**Task to carry out**
Output each line of the material exactly as it stands.

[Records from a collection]
● ● ● ● ●
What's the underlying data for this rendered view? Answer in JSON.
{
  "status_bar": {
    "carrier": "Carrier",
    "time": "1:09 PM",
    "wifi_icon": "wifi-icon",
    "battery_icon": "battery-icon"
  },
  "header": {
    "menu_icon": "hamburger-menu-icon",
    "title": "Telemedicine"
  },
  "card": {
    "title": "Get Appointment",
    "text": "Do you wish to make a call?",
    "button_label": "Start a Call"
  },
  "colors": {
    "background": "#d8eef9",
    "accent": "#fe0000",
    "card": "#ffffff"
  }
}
● ● ● ● ●
**Answer in full**
What's the underlying data for this rendered view? Answer in JSON.
{
  "status_bar": {
    "carrier": "Carrier",
    "time": "1:09 PM",
    "wifi_icon": "wifi-icon",
    "battery_icon": "battery-icon"
  },
  "header": {
    "menu_icon": "hamburger-menu-icon",
    "title": "Telemedicine"
  },
  "card": {
    "title": "Get Appointment",
    "text": "Do you wish to make a call?",
    "button_label": "Start a Call"
  },
  "colors": {
    "background": "#d8eef9",
    "accent": "#fe0000",
    "card": "#ffffff"
  }
}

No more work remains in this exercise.